§ What you should do: Find the string "with" and gather every line that holds it.

*****

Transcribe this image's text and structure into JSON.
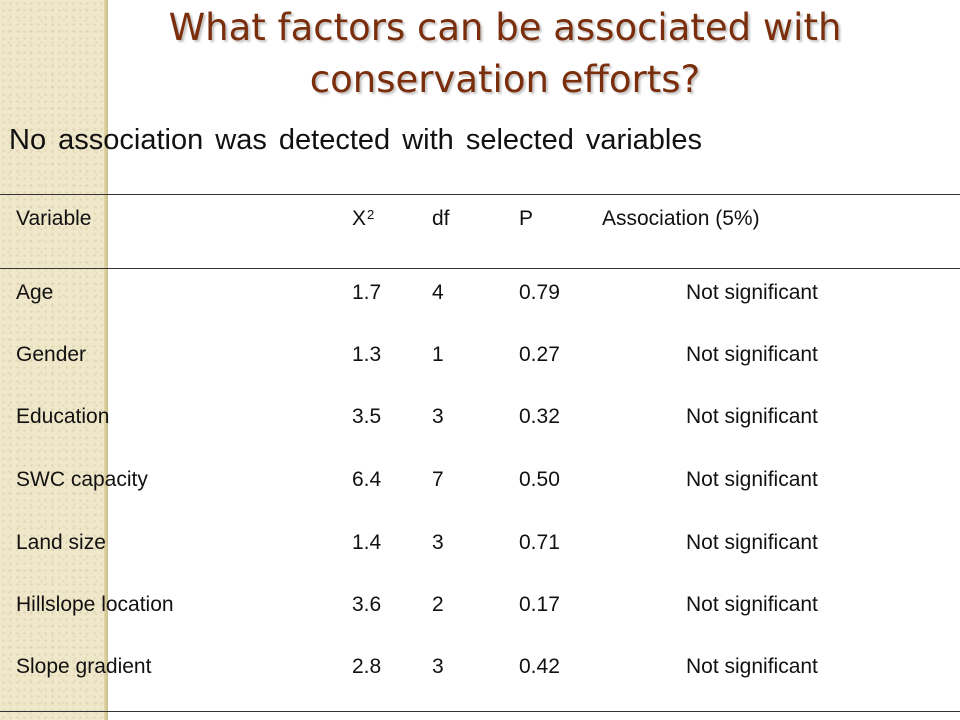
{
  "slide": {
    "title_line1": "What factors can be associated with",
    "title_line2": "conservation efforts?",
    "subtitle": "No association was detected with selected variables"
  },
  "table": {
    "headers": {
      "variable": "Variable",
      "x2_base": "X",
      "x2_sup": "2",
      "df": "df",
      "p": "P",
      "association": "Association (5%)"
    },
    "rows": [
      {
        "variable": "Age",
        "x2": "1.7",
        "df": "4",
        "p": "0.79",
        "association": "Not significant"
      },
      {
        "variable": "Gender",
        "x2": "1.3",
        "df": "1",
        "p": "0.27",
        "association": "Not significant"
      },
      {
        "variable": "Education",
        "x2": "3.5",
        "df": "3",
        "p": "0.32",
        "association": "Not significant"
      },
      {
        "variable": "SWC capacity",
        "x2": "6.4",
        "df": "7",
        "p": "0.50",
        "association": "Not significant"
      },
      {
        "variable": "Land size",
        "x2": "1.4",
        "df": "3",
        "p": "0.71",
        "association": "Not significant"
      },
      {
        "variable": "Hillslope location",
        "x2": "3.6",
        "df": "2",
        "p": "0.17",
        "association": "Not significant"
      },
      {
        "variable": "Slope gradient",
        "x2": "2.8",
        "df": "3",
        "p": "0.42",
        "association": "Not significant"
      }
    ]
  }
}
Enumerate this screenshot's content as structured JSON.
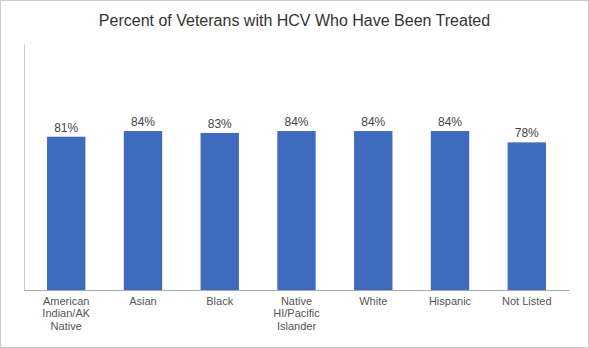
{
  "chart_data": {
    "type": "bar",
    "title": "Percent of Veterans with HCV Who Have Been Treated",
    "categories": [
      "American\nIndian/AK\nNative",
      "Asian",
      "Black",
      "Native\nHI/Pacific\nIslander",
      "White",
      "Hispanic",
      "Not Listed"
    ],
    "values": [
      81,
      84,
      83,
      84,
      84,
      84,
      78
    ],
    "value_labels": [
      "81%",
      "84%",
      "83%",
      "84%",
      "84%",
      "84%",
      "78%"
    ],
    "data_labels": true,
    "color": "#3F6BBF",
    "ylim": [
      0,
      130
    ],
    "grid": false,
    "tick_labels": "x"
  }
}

*****

§ In response:
    "title_line1": "What factors can be associated with",
    "subtitle": "No association was detected with selected variables"
    "title": "Percent of Veterans with HCV Who Have Been Treated",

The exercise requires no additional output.